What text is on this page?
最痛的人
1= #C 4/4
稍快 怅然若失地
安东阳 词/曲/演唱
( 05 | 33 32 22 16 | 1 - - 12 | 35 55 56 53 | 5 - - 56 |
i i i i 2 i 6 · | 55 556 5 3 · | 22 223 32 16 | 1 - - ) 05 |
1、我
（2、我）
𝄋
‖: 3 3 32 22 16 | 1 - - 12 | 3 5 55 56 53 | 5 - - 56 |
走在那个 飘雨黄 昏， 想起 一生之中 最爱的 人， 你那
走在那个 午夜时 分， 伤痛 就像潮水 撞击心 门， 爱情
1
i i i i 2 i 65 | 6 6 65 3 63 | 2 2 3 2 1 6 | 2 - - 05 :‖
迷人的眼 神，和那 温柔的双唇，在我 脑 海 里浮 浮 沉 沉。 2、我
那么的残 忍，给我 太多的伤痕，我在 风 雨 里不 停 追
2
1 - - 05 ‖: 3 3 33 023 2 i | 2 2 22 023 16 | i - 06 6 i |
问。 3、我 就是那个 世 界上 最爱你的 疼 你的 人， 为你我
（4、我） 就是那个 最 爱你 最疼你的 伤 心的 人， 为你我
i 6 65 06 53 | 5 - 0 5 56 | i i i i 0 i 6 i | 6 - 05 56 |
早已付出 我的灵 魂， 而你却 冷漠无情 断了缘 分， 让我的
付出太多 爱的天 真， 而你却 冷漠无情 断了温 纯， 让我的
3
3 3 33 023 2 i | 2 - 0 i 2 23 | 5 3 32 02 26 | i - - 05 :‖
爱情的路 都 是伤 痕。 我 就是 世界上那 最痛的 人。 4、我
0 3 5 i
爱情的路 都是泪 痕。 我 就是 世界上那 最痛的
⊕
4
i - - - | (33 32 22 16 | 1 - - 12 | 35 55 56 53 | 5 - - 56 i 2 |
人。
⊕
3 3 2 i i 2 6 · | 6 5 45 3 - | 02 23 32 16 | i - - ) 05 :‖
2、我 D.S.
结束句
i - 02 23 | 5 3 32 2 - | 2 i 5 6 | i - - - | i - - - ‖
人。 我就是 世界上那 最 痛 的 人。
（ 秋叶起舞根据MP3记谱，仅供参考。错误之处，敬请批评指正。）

◇ ◇ ◇ ◇ ◇

Write the listing out again, exactly as shown above.

Answer below:
What text is on this page?
最痛的人
1= #C 4/4
稍快 怅然若失地
安东阳 词/曲/演唱
( 05 | 33 32 22 16 | 1 - - 12 | 35 55 56 53 | 5 - - 56 |
i i i i 2 i 6 · | 55 556 5 3 · | 22 223 32 16 | 1 - - ) 05 |
1、我
（2、我）
𝄋
‖: 3 3 32 22 16 | 1 - - 12 | 3 5 55 56 53 | 5 - - 56 |
走在那个 飘雨黄 昏， 想起 一生之中 最爱的 人， 你那
走在那个 午夜时 分， 伤痛 就像潮水 撞击心 门， 爱情
1
i i i i 2 i 65 | 6 6 65 3 63 | 2 2 3 2 1 6 | 2 - - 05 :‖
迷人的眼 神，和那 温柔的双唇，在我 脑 海 里浮 浮 沉 沉。 2、我
那么的残 忍，给我 太多的伤痕，我在 风 雨 里不 停 追
2
1 - - 05 ‖: 3 3 33 023 2 i | 2 2 22 023 16 | i - 06 6 i |
问。 3、我 就是那个 世 界上 最爱你的 疼 你的 人， 为你我
（4、我） 就是那个 最 爱你 最疼你的 伤 心的 人， 为你我
i 6 65 06 53 | 5 - 0 5 56 | i i i i 0 i 6 i | 6 - 05 56 |
早已付出 我的灵 魂， 而你却 冷漠无情 断了缘 分， 让我的
付出太多 爱的天 真， 而你却 冷漠无情 断了温 纯， 让我的
3
3 3 33 023 2 i | 2 - 0 i 2 23 | 5 3 32 02 26 | i - - 05 :‖
爱情的路 都 是伤 痕。 我 就是 世界上那 最痛的 人。 4、我
0 3 5 i
爱情的路 都是泪 痕。 我 就是 世界上那 最痛的
⊕
4
i - - - | (33 32 22 16 | 1 - - 12 | 35 55 56 53 | 5 - - 56 i 2 |
人。
⊕
3 3 2 i i 2 6 · | 6 5 45 3 - | 02 23 32 16 | i - - ) 05 :‖
2、我 D.S.
结束句
i - 02 23 | 5 3 32 2 - | 2 i 5 6 | i - - - | i - - - ‖
人。 我就是 世界上那 最 痛 的 人。
（ 秋叶起舞根据MP3记谱，仅供参考。错误之处，敬请批评指正。）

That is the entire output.